(Source data)
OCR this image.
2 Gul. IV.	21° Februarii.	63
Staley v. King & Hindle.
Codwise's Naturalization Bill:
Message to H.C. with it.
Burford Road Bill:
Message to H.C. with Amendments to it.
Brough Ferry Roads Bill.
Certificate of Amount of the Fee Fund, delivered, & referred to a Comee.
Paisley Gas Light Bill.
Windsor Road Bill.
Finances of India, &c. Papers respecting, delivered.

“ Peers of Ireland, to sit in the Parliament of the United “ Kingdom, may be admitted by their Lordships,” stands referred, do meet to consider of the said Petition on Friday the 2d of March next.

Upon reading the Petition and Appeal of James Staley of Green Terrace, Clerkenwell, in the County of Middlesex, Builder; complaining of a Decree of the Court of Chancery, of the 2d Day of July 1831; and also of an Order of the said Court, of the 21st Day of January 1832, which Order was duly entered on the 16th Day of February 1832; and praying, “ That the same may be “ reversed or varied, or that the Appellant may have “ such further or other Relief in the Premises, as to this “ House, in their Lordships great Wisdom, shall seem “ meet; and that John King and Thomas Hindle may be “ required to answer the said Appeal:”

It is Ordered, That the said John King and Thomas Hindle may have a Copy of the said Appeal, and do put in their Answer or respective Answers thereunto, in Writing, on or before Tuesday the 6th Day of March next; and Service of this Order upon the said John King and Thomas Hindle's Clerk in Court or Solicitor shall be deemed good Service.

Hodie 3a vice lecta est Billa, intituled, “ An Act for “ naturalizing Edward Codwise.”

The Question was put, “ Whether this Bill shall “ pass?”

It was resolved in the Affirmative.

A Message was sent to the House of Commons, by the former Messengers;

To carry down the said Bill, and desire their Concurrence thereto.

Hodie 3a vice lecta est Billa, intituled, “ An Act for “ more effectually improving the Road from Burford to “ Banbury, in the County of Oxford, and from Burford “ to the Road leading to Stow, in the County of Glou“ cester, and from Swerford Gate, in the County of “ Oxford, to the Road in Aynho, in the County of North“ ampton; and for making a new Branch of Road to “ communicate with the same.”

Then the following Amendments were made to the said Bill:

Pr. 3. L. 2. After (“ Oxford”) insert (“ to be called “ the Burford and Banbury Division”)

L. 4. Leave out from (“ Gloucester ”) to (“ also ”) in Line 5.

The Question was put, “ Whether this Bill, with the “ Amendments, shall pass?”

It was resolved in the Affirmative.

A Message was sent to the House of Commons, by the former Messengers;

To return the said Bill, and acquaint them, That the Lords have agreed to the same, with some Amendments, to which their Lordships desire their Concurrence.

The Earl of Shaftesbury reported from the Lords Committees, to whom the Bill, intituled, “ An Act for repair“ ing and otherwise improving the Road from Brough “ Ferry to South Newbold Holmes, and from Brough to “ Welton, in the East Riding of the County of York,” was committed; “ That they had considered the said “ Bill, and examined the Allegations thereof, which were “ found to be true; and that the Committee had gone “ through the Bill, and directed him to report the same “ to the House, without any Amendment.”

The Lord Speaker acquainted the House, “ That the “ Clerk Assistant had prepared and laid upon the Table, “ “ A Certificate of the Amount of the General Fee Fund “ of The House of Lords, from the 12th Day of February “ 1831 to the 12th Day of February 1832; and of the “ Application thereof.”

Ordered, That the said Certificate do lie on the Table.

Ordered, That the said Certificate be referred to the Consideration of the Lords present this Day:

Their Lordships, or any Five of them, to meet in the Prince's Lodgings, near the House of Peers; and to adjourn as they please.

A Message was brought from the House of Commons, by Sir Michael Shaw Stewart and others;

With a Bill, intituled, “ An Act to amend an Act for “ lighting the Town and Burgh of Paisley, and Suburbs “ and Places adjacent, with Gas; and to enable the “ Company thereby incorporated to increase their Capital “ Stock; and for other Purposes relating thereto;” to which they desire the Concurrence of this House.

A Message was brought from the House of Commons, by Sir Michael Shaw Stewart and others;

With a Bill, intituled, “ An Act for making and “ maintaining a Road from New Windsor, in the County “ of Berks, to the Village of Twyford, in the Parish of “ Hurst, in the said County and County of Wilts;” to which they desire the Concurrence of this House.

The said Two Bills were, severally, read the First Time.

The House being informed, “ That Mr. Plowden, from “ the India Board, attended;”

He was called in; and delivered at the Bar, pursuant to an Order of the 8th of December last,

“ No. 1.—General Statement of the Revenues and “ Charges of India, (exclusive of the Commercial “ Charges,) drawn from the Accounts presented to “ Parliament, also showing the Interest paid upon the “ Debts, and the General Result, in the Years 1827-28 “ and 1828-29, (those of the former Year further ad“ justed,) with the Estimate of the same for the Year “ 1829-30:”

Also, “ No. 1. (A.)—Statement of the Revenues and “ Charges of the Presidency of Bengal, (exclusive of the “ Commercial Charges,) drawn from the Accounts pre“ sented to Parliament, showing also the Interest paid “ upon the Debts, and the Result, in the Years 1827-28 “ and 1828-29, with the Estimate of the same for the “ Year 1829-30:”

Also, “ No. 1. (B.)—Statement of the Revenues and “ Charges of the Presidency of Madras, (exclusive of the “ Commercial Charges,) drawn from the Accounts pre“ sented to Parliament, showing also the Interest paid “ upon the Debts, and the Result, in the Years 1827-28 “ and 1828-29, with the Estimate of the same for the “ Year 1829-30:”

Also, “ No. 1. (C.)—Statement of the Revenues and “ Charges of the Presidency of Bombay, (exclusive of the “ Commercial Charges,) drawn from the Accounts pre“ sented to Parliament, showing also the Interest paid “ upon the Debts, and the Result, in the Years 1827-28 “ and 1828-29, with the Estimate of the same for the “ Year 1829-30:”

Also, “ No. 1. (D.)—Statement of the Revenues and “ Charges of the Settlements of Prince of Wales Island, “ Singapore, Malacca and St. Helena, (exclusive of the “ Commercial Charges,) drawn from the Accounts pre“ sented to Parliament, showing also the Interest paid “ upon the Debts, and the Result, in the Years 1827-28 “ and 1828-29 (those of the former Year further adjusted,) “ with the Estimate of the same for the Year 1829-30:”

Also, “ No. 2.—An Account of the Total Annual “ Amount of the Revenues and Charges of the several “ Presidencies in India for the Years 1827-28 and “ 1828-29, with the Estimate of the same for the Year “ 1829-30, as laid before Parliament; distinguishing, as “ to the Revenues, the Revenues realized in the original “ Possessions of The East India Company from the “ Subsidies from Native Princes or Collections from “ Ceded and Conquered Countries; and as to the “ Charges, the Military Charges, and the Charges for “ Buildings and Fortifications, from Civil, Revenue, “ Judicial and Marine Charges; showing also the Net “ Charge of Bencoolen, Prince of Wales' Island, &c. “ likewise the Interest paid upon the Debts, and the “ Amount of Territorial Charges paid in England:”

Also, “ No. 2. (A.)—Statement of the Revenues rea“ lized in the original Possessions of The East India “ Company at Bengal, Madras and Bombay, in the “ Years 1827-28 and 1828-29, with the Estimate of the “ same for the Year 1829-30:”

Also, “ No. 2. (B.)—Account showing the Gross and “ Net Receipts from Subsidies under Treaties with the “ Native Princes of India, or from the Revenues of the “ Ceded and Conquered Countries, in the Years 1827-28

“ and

Stated task:
Transcribe every entry exactly, omitting nothing.

Exercise response:
OCR this image.
2 Gul. IV.	21° Februarii.	63
Staley v. King & Hindle.
Codwise's Naturalization Bill:
Message to H.C. with it.
Burford Road Bill:
Message to H.C. with Amendments to it.
Brough Ferry Roads Bill.
Certificate of Amount of the Fee Fund, delivered, & referred to a Comee.
Paisley Gas Light Bill.
Windsor Road Bill.
Finances of India, &c. Papers respecting, delivered.

“ Peers of Ireland, to sit in the Parliament of the United “ Kingdom, may be admitted by their Lordships,” stands referred, do meet to consider of the said Petition on Friday the 2d of March next.

Upon reading the Petition and Appeal of James Staley of Green Terrace, Clerkenwell, in the County of Middlesex, Builder; complaining of a Decree of the Court of Chancery, of the 2d Day of July 1831; and also of an Order of the said Court, of the 21st Day of January 1832, which Order was duly entered on the 16th Day of February 1832; and praying, “ That the same may be “ reversed or varied, or that the Appellant may have “ such further or other Relief in the Premises, as to this “ House, in their Lordships great Wisdom, shall seem “ meet; and that John King and Thomas Hindle may be “ required to answer the said Appeal:”

It is Ordered, That the said John King and Thomas Hindle may have a Copy of the said Appeal, and do put in their Answer or respective Answers thereunto, in Writing, on or before Tuesday the 6th Day of March next; and Service of this Order upon the said John King and Thomas Hindle's Clerk in Court or Solicitor shall be deemed good Service.

Hodie 3a vice lecta est Billa, intituled, “ An Act for “ naturalizing Edward Codwise.”

The Question was put, “ Whether this Bill shall “ pass?”

It was resolved in the Affirmative.

A Message was sent to the House of Commons, by the former Messengers;

To carry down the said Bill, and desire their Concurrence thereto.

Hodie 3a vice lecta est Billa, intituled, “ An Act for “ more effectually improving the Road from Burford to “ Banbury, in the County of Oxford, and from Burford “ to the Road leading to Stow, in the County of Glou“ cester, and from Swerford Gate, in the County of “ Oxford, to the Road in Aynho, in the County of North“ ampton; and for making a new Branch of Road to “ communicate with the same.”

Then the following Amendments were made to the said Bill:

Pr. 3. L. 2. After (“ Oxford”) insert (“ to be called “ the Burford and Banbury Division”)

L. 4. Leave out from (“ Gloucester ”) to (“ also ”) in Line 5.

The Question was put, “ Whether this Bill, with the “ Amendments, shall pass?”

It was resolved in the Affirmative.

A Message was sent to the House of Commons, by the former Messengers;

To return the said Bill, and acquaint them, That the Lords have agreed to the same, with some Amendments, to which their Lordships desire their Concurrence.

The Earl of Shaftesbury reported from the Lords Committees, to whom the Bill, intituled, “ An Act for repair“ ing and otherwise improving the Road from Brough “ Ferry to South Newbold Holmes, and from Brough to “ Welton, in the East Riding of the County of York,” was committed; “ That they had considered the said “ Bill, and examined the Allegations thereof, which were “ found to be true; and that the Committee had gone “ through the Bill, and directed him to report the same “ to the House, without any Amendment.”

The Lord Speaker acquainted the House, “ That the “ Clerk Assistant had prepared and laid upon the Table, “ “ A Certificate of the Amount of the General Fee Fund “ of The House of Lords, from the 12th Day of February “ 1831 to the 12th Day of February 1832; and of the “ Application thereof.”

Ordered, That the said Certificate do lie on the Table.

Ordered, That the said Certificate be referred to the Consideration of the Lords present this Day:

Their Lordships, or any Five of them, to meet in the Prince's Lodgings, near the House of Peers; and to adjourn as they please.

A Message was brought from the House of Commons, by Sir Michael Shaw Stewart and others;

With a Bill, intituled, “ An Act to amend an Act for “ lighting the Town and Burgh of Paisley, and Suburbs “ and Places adjacent, with Gas; and to enable the “ Company thereby incorporated to increase their Capital “ Stock; and for other Purposes relating thereto;” to which they desire the Concurrence of this House.

A Message was brought from the House of Commons, by Sir Michael Shaw Stewart and others;

With a Bill, intituled, “ An Act for making and “ maintaining a Road from New Windsor, in the County “ of Berks, to the Village of Twyford, in the Parish of “ Hurst, in the said County and County of Wilts;” to which they desire the Concurrence of this House.

The said Two Bills were, severally, read the First Time.

The House being informed, “ That Mr. Plowden, from “ the India Board, attended;”

He was called in; and delivered at the Bar, pursuant to an Order of the 8th of December last,

“ No. 1.—General Statement of the Revenues and “ Charges of India, (exclusive of the Commercial “ Charges,) drawn from the Accounts presented to “ Parliament, also showing the Interest paid upon the “ Debts, and the General Result, in the Years 1827-28 “ and 1828-29, (those of the former Year further ad“ justed,) with the Estimate of the same for the Year “ 1829-30:”

Also, “ No. 1. (A.)—Statement of the Revenues and “ Charges of the Presidency of Bengal, (exclusive of the “ Commercial Charges,) drawn from the Accounts pre“ sented to Parliament, showing also the Interest paid “ upon the Debts, and the Result, in the Years 1827-28 “ and 1828-29, with the Estimate of the same for the “ Year 1829-30:”

Also, “ No. 1. (B.)—Statement of the Revenues and “ Charges of the Presidency of Madras, (exclusive of the “ Commercial Charges,) drawn from the Accounts pre“ sented to Parliament, showing also the Interest paid “ upon the Debts, and the Result, in the Years 1827-28 “ and 1828-29, with the Estimate of the same for the “ Year 1829-30:”

Also, “ No. 1. (C.)—Statement of the Revenues and “ Charges of the Presidency of Bombay, (exclusive of the “ Commercial Charges,) drawn from the Accounts pre“ sented to Parliament, showing also the Interest paid “ upon the Debts, and the Result, in the Years 1827-28 “ and 1828-29, with the Estimate of the same for the “ Year 1829-30:”

Also, “ No. 1. (D.)—Statement of the Revenues and “ Charges of the Settlements of Prince of Wales Island, “ Singapore, Malacca and St. Helena, (exclusive of the “ Commercial Charges,) drawn from the Accounts pre“ sented to Parliament, showing also the Interest paid “ upon the Debts, and the Result, in the Years 1827-28 “ and 1828-29 (those of the former Year further adjusted,) “ with the Estimate of the same for the Year 1829-30:”

Also, “ No. 2.—An Account of the Total Annual “ Amount of the Revenues and Charges of the several “ Presidencies in India for the Years 1827-28 and “ 1828-29, with the Estimate of the same for the Year “ 1829-30, as laid before Parliament; distinguishing, as “ to the Revenues, the Revenues realized in the original “ Possessions of The East India Company from the “ Subsidies from Native Princes or Collections from “ Ceded and Conquered Countries; and as to the “ Charges, the Military Charges, and the Charges for “ Buildings and Fortifications, from Civil, Revenue, “ Judicial and Marine Charges; showing also the Net “ Charge of Bencoolen, Prince of Wales' Island, &c. “ likewise the Interest paid upon the Debts, and the “ Amount of Territorial Charges paid in England:”

Also, “ No. 2. (A.)—Statement of the Revenues rea“ lized in the original Possessions of The East India “ Company at Bengal, Madras and Bombay, in the “ Years 1827-28 and 1828-29, with the Estimate of the “ same for the Year 1829-30:”

Also, “ No. 2. (B.)—Account showing the Gross and “ Net Receipts from Subsidies under Treaties with the “ Native Princes of India, or from the Revenues of the “ Ceded and Conquered Countries, in the Years 1827-28

“ and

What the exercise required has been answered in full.